WORK REQUIRED
Tally how many lines in the rows below contain the string "this" (case-sensitive), and reply with that number alone.

=====

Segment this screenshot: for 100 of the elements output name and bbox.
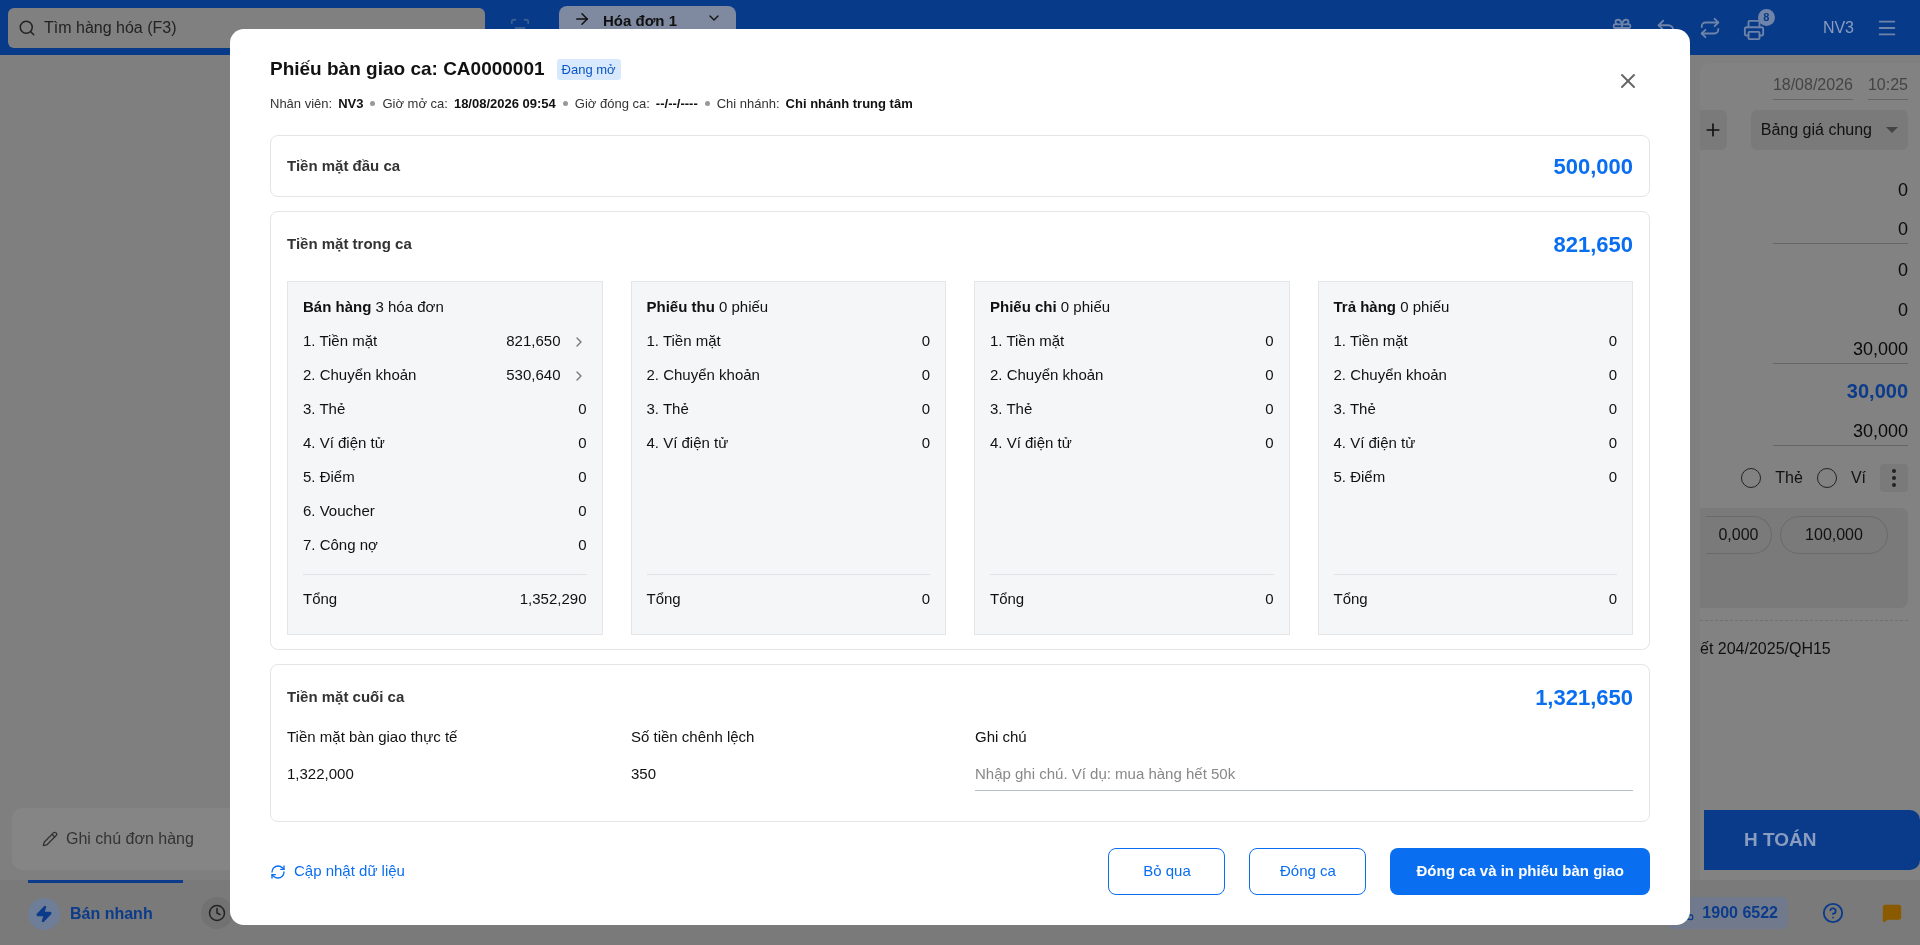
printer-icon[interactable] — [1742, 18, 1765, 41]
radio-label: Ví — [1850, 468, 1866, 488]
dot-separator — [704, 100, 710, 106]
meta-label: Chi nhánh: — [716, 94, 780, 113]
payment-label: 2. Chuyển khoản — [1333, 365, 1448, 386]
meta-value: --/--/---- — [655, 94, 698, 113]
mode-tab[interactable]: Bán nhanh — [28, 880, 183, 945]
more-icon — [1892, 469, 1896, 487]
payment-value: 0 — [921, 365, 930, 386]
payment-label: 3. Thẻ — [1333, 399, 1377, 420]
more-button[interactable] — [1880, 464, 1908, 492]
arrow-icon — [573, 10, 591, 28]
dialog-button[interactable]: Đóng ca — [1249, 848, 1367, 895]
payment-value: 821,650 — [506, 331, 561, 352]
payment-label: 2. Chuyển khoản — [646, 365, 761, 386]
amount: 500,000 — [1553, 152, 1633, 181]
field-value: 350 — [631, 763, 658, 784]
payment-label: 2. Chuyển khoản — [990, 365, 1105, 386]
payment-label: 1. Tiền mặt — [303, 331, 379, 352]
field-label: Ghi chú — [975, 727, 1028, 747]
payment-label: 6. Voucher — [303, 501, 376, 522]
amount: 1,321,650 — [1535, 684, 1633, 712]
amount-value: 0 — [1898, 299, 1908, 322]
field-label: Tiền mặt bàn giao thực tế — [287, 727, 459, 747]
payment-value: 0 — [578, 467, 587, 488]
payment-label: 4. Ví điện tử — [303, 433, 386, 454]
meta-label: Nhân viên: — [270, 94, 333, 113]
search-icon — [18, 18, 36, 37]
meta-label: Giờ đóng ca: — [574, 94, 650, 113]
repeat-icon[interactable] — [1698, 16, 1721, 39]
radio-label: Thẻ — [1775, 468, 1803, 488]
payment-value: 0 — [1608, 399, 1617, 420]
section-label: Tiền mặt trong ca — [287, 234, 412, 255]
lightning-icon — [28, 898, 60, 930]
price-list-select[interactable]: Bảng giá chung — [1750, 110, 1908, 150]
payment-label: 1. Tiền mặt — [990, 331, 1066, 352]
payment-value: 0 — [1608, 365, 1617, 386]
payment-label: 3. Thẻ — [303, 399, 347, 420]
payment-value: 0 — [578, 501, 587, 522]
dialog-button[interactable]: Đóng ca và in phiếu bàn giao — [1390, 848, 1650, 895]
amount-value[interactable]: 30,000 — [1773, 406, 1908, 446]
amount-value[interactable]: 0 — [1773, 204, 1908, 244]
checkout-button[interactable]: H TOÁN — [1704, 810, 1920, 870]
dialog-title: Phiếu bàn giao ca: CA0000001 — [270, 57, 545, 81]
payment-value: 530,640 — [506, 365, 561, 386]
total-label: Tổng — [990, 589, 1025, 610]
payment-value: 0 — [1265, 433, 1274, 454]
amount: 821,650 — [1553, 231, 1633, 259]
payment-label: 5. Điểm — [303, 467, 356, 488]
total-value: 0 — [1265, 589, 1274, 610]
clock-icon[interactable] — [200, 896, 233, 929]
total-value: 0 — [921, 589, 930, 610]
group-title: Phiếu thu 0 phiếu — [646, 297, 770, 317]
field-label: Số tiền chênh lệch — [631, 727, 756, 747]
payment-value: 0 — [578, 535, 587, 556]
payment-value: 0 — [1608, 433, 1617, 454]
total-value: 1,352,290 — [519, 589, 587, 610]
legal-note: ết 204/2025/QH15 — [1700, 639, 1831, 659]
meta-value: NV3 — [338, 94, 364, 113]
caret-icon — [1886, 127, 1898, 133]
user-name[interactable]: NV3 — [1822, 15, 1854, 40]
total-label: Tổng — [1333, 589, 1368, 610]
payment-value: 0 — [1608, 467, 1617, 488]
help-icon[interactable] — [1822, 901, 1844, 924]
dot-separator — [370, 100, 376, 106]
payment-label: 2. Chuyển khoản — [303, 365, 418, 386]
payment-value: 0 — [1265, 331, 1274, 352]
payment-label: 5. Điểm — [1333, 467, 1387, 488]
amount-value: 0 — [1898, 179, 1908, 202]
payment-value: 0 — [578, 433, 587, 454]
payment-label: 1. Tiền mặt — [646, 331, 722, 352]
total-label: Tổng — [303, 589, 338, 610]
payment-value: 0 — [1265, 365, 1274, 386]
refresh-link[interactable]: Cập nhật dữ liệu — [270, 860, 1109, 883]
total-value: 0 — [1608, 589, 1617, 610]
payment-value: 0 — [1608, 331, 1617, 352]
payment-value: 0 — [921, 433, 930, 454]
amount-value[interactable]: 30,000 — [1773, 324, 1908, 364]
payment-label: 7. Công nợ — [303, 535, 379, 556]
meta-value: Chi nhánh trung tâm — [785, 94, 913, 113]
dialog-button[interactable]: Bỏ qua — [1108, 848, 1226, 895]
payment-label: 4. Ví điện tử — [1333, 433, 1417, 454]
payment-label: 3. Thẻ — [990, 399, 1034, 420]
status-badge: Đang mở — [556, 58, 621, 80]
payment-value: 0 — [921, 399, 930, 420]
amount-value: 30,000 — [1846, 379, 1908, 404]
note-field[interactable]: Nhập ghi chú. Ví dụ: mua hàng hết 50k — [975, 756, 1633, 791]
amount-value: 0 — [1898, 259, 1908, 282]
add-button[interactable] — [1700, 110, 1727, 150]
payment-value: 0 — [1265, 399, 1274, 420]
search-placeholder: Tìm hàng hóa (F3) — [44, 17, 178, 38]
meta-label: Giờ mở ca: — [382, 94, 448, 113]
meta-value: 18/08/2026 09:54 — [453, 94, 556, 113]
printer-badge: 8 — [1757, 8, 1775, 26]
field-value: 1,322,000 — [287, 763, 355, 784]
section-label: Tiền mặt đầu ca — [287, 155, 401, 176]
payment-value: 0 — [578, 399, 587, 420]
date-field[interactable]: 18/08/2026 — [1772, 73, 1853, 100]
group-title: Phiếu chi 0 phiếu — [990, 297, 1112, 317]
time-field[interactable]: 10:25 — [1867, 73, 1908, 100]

=====

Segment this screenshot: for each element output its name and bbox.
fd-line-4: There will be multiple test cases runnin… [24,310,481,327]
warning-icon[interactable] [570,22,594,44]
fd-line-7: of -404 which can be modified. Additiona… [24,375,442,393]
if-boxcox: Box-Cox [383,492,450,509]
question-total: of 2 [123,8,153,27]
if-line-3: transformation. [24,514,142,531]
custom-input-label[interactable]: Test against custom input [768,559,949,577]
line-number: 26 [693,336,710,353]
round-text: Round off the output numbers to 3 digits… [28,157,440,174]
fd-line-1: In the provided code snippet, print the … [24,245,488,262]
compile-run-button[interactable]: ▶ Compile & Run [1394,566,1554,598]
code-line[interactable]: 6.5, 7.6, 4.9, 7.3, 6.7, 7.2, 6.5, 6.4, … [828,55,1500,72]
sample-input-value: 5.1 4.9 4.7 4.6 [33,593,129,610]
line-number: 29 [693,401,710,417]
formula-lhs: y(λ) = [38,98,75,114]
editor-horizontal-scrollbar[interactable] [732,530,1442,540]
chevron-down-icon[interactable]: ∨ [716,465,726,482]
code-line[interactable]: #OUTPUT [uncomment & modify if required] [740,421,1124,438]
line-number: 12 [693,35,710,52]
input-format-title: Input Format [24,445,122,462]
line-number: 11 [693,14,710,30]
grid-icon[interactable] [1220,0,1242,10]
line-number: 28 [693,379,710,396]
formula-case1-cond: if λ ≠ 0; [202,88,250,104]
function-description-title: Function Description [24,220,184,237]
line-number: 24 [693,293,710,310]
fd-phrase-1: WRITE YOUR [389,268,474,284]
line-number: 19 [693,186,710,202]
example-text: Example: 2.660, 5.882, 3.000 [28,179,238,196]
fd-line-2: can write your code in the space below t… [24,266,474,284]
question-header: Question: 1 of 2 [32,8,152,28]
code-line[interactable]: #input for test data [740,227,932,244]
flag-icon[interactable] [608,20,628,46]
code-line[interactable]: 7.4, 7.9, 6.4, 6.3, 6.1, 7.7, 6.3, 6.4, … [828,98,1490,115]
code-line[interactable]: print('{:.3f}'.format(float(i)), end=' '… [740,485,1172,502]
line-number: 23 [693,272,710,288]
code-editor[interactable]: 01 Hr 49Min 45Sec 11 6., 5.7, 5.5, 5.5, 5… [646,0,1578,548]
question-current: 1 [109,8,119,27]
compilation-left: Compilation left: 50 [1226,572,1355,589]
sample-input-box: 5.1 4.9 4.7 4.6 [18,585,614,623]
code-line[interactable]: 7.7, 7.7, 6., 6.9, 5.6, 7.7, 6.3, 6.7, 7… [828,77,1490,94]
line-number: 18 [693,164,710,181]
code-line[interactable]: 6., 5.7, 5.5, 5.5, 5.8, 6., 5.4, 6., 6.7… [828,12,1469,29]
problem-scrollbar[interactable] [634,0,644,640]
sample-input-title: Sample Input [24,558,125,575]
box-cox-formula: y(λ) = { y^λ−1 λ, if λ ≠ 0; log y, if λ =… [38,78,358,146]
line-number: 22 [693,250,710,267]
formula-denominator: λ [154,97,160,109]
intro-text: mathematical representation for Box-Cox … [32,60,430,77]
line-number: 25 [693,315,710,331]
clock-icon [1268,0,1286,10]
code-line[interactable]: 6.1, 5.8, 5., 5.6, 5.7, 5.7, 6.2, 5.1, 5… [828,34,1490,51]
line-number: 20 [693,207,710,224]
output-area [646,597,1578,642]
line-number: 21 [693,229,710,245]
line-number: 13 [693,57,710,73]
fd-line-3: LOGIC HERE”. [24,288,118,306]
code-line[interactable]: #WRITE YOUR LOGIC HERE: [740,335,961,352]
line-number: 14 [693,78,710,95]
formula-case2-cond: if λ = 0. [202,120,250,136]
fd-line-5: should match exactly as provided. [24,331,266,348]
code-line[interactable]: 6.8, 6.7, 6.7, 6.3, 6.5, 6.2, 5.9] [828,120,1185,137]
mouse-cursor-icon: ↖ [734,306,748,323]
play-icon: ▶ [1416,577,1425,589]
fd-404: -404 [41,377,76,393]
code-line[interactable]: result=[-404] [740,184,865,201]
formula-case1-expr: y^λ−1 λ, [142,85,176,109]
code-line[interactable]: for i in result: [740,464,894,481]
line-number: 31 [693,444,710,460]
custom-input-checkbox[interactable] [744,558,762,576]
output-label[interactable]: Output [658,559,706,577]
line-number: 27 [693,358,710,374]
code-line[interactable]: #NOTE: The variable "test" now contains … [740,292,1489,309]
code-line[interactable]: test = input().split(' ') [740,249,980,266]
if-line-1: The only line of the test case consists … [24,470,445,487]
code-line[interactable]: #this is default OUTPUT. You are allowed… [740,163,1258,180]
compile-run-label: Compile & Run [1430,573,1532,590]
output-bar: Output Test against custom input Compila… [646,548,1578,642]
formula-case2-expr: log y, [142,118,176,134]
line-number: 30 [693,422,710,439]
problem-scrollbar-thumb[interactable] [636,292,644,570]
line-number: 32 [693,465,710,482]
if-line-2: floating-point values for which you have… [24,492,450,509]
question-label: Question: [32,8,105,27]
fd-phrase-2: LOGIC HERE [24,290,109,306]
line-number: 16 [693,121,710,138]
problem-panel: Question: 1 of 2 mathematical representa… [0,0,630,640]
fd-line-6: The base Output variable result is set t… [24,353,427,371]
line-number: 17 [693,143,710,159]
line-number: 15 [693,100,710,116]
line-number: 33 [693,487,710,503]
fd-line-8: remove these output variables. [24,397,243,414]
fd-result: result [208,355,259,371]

=====

ANSWER TO THE EXERCISE
3